(Collected data)

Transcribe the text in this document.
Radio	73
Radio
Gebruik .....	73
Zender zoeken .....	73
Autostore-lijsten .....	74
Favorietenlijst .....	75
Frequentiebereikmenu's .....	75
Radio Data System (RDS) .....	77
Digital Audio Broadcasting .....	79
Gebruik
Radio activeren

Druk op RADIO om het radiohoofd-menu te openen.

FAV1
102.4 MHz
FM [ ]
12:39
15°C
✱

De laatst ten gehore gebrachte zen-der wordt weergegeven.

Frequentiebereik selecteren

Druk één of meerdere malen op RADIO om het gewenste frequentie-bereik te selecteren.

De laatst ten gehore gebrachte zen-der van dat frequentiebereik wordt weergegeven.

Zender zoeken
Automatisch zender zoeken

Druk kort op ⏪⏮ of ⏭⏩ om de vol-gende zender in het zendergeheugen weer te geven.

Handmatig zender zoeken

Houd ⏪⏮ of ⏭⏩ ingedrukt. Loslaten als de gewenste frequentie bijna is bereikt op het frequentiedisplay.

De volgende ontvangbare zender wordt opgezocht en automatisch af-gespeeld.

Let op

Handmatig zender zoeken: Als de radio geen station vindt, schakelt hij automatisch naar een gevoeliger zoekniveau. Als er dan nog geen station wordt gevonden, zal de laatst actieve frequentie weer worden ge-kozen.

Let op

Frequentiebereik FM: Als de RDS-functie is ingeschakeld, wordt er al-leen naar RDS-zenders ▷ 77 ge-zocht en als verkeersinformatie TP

WHAT THE TASK ASKS> Pull every line holding "laatst" out of the records.

WORKED ANSWER>
De laatst ten gehore gebrachte zen-der wordt weergegeven.
De laatst ten gehore gebrachte zen-der van dat frequentiebereik wordt weergegeven.
Handmatig zender zoeken: Als de radio geen station vindt, schakelt hij automatisch naar een gevoeliger zoekniveau. Als er dan nog geen station wordt gevonden, zal de laatst actieve frequentie weer worden ge-kozen.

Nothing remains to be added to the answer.